[TASK MATERIAL — start]

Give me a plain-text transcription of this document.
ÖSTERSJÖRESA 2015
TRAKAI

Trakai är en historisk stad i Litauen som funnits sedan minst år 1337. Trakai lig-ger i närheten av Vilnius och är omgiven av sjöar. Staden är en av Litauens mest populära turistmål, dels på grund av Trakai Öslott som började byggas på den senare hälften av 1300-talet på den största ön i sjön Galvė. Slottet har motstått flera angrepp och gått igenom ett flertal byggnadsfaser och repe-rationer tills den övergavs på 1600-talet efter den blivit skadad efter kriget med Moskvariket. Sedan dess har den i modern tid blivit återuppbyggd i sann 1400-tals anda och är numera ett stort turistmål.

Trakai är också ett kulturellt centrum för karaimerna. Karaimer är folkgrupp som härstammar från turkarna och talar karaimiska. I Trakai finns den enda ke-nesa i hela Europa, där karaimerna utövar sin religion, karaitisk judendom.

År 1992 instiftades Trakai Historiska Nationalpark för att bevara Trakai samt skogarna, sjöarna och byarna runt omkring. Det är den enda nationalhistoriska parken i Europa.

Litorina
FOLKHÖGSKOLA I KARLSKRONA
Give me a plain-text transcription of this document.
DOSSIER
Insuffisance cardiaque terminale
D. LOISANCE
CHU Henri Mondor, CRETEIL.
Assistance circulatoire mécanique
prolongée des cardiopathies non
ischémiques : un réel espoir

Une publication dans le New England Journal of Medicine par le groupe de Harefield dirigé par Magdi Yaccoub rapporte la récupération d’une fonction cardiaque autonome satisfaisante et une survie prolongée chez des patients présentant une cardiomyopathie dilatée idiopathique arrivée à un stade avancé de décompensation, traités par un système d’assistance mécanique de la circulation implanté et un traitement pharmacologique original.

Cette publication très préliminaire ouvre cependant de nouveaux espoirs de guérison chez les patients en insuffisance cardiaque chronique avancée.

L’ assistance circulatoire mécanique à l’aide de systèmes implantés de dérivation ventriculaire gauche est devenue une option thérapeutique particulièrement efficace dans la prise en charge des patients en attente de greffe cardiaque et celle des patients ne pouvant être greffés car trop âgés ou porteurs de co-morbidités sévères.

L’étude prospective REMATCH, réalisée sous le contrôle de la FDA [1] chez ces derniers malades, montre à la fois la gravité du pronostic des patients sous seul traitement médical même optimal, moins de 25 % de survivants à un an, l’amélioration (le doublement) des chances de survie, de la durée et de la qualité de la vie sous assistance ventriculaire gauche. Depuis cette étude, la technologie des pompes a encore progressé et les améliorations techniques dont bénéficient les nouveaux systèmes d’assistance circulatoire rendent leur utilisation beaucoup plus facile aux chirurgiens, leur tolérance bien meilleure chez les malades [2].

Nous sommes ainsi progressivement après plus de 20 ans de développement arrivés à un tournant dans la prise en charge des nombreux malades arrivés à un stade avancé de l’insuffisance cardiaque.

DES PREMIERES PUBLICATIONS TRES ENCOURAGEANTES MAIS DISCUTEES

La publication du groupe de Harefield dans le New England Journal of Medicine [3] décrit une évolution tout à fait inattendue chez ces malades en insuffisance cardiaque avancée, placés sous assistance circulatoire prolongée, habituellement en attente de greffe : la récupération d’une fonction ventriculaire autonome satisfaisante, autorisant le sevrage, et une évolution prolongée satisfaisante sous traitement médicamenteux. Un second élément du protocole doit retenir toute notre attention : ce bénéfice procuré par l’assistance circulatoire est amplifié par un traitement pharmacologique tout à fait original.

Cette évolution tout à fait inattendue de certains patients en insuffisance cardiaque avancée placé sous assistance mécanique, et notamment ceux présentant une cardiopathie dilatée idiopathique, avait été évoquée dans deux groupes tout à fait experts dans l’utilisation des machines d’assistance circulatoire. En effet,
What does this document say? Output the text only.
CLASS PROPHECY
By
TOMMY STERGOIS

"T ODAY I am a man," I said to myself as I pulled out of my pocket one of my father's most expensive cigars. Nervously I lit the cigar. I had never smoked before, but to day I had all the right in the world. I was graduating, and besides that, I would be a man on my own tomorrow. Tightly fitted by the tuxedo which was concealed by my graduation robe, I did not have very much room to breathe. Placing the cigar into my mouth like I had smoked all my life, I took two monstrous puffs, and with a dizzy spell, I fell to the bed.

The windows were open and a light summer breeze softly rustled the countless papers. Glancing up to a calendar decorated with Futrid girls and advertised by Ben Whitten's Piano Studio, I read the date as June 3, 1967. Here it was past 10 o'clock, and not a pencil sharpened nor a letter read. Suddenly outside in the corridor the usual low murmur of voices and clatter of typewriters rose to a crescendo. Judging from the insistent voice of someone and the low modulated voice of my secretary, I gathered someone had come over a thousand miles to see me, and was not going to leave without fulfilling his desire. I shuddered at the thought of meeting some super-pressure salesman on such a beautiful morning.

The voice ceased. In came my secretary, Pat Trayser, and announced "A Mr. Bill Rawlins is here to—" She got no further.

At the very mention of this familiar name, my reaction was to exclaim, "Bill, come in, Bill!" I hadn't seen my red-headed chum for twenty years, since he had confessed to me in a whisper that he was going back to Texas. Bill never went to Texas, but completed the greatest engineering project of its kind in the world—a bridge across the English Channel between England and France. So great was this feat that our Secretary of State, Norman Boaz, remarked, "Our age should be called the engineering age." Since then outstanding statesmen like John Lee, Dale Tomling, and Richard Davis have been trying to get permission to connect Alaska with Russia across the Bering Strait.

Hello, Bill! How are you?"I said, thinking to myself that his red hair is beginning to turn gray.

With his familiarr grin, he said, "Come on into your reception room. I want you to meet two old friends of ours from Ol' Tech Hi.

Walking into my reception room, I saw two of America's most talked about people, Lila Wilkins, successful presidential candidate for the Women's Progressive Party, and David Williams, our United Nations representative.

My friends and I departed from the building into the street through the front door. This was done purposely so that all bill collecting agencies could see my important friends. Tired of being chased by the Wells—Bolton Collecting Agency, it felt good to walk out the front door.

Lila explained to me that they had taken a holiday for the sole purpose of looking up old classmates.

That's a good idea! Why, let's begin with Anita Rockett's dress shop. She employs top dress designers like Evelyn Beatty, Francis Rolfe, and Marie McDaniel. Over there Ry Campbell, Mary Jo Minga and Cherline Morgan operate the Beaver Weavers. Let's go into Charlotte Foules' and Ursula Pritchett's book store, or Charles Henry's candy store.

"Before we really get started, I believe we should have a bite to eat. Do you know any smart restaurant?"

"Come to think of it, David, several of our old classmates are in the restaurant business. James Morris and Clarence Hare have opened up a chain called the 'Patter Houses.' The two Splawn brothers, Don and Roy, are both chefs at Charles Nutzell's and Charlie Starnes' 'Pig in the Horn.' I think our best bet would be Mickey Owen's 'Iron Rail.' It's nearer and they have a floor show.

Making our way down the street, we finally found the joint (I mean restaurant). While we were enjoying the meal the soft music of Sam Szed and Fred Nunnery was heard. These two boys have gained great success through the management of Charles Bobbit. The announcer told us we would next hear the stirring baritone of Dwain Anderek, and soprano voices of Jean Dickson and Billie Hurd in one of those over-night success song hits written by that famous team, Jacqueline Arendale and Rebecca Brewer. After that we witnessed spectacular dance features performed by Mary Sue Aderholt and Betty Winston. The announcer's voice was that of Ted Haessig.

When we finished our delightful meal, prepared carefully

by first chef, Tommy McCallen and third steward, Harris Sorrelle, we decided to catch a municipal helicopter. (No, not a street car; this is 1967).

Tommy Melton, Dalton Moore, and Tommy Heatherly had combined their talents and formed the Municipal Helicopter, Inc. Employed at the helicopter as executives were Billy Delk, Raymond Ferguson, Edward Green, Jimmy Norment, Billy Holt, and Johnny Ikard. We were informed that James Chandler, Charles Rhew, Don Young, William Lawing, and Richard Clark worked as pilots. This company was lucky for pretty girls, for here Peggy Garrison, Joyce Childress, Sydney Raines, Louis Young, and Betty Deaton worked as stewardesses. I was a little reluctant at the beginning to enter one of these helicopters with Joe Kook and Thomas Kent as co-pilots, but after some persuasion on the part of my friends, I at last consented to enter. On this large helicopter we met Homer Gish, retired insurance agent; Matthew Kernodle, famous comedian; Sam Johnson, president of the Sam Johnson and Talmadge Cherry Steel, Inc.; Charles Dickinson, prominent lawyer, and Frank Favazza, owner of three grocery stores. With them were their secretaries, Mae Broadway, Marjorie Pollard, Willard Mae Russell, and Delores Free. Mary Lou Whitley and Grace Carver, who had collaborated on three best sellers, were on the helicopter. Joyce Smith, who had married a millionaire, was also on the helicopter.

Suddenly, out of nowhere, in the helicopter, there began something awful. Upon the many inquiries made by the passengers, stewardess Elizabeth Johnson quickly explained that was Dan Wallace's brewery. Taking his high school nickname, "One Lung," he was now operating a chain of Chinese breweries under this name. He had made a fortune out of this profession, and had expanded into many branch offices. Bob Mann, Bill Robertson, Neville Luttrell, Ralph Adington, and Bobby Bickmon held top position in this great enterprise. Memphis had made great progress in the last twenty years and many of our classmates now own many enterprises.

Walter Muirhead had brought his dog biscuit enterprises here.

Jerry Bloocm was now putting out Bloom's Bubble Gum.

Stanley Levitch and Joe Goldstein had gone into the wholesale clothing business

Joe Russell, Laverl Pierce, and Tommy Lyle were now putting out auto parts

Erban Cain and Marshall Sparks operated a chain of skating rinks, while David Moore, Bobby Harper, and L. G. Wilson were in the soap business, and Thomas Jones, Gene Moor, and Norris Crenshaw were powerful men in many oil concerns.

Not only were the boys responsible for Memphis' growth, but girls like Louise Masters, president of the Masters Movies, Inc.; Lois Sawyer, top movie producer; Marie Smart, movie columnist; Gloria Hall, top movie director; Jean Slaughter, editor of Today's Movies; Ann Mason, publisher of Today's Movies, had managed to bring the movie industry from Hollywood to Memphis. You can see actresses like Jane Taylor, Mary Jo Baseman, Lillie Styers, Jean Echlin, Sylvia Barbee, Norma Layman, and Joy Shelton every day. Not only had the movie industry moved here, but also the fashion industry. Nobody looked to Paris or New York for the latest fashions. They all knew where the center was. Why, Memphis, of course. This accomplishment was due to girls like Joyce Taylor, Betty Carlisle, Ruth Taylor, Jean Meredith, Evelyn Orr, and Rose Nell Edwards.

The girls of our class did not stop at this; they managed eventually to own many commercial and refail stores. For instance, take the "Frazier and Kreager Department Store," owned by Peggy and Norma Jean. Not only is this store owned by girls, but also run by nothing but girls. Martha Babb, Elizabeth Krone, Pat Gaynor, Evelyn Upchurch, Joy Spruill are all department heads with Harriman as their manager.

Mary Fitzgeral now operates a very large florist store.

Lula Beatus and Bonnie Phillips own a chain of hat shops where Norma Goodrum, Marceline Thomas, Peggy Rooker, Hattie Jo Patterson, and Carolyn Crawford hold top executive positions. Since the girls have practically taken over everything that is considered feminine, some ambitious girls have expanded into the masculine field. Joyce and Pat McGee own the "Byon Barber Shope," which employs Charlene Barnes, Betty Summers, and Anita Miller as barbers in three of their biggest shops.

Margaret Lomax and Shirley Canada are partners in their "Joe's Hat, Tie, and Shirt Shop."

[TASK MATERIAL — finish]

**WHAT IS REQUIRED:**
Pull every line containing "systèmes" from the data.

**EXPECTED OUTPUT:**
L’ assistance circulatoire mécanique à l’aide de systèmes implantés de dérivation ventriculaire gauche est devenue une option thérapeutique particulièrement efficace dans la prise en charge des patients en attente de greffe cardiaque et celle des patients ne pouvant être greffés car trop âgés ou porteurs de co-morbidités sévères.
L’étude prospective REMATCH, réalisée sous le contrôle de la FDA [1] chez ces derniers malades, montre à la fois la gravité du pronostic des patients sous seul traitement médical même optimal, moins de 25 % de survivants à un an, l’amélioration (le doublement) des chances de survie, de la durée et de la qualité de la vie sous assistance ventriculaire gauche. Depuis cette étude, la technologie des pompes a encore progressé et les améliorations techniques dont bénéficient les nouveaux systèmes d’assistance circulatoire rendent leur utilisation beaucoup plus facile aux chirurgiens, leur tolérance bien meilleure chez les malades [2].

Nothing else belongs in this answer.